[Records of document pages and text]
****************

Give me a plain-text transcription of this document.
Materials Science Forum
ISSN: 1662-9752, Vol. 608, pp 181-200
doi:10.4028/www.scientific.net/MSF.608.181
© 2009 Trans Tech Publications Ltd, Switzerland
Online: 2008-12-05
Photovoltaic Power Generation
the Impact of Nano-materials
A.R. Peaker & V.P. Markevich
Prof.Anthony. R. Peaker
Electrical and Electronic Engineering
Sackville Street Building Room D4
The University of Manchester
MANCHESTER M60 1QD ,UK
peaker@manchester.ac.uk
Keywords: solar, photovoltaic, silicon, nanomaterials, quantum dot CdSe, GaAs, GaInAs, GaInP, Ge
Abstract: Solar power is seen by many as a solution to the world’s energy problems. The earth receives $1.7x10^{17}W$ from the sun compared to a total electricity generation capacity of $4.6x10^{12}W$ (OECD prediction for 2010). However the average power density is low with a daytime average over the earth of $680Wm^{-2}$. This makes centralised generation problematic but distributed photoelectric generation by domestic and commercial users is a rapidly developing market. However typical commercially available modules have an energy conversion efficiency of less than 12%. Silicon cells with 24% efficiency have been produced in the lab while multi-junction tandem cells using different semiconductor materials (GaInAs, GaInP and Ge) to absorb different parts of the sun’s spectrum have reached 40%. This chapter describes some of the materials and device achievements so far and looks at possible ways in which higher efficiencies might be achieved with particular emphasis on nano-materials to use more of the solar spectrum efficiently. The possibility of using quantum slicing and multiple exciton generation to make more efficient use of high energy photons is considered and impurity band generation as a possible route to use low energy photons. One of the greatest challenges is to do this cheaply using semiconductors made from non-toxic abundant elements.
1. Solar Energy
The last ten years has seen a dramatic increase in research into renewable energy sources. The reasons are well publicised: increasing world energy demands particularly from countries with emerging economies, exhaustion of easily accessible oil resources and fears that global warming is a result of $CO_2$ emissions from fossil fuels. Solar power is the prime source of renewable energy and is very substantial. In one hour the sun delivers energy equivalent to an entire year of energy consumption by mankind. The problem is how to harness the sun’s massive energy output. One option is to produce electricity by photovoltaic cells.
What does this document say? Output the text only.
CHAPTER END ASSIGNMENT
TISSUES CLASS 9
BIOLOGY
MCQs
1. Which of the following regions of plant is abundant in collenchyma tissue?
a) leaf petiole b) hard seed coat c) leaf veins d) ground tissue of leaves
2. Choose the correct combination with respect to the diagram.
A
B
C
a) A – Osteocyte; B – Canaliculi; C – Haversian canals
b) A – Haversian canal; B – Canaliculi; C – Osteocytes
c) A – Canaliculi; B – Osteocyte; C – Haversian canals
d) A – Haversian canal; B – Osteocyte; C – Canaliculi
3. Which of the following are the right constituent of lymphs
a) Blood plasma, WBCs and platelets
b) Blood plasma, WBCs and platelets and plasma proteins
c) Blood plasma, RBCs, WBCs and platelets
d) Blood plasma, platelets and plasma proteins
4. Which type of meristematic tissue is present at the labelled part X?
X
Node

****************

PROMPT: Copy every line above once more, precisely as it reads.

RESPONSE BOX:
Give me a plain-text transcription of this document.
Materials Science Forum
ISSN: 1662-9752, Vol. 608, pp 181-200
doi:10.4028/www.scientific.net/MSF.608.181
© 2009 Trans Tech Publications Ltd, Switzerland
Online: 2008-12-05
Photovoltaic Power Generation
the Impact of Nano-materials
A.R. Peaker & V.P. Markevich
Prof.Anthony. R. Peaker
Electrical and Electronic Engineering
Sackville Street Building Room D4
The University of Manchester
MANCHESTER M60 1QD ,UK
peaker@manchester.ac.uk
Keywords: solar, photovoltaic, silicon, nanomaterials, quantum dot CdSe, GaAs, GaInAs, GaInP, Ge
Abstract: Solar power is seen by many as a solution to the world’s energy problems. The earth receives $1.7x10^{17}W$ from the sun compared to a total electricity generation capacity of $4.6x10^{12}W$ (OECD prediction for 2010). However the average power density is low with a daytime average over the earth of $680Wm^{-2}$. This makes centralised generation problematic but distributed photoelectric generation by domestic and commercial users is a rapidly developing market. However typical commercially available modules have an energy conversion efficiency of less than 12%. Silicon cells with 24% efficiency have been produced in the lab while multi-junction tandem cells using different semiconductor materials (GaInAs, GaInP and Ge) to absorb different parts of the sun’s spectrum have reached 40%. This chapter describes some of the materials and device achievements so far and looks at possible ways in which higher efficiencies might be achieved with particular emphasis on nano-materials to use more of the solar spectrum efficiently. The possibility of using quantum slicing and multiple exciton generation to make more efficient use of high energy photons is considered and impurity band generation as a possible route to use low energy photons. One of the greatest challenges is to do this cheaply using semiconductors made from non-toxic abundant elements.
1. Solar Energy
The last ten years has seen a dramatic increase in research into renewable energy sources. The reasons are well publicised: increasing world energy demands particularly from countries with emerging economies, exhaustion of easily accessible oil resources and fears that global warming is a result of $CO_2$ emissions from fossil fuels. Solar power is the prime source of renewable energy and is very substantial. In one hour the sun delivers energy equivalent to an entire year of energy consumption by mankind. The problem is how to harness the sun’s massive energy output. One option is to produce electricity by photovoltaic cells.
What does this document say? Output the text only.
CHAPTER END ASSIGNMENT
TISSUES CLASS 9
BIOLOGY
MCQs
1. Which of the following regions of plant is abundant in collenchyma tissue?
a) leaf petiole b) hard seed coat c) leaf veins d) ground tissue of leaves
2. Choose the correct combination with respect to the diagram.
A
B
C
a) A – Osteocyte; B – Canaliculi; C – Haversian canals
b) A – Haversian canal; B – Canaliculi; C – Osteocytes
c) A – Canaliculi; B – Osteocyte; C – Haversian canals
d) A – Haversian canal; B – Osteocyte; C – Canaliculi
3. Which of the following are the right constituent of lymphs
a) Blood plasma, WBCs and platelets
b) Blood plasma, WBCs and platelets and plasma proteins
c) Blood plasma, RBCs, WBCs and platelets
d) Blood plasma, platelets and plasma proteins
4. Which type of meristematic tissue is present at the labelled part X?
X
Node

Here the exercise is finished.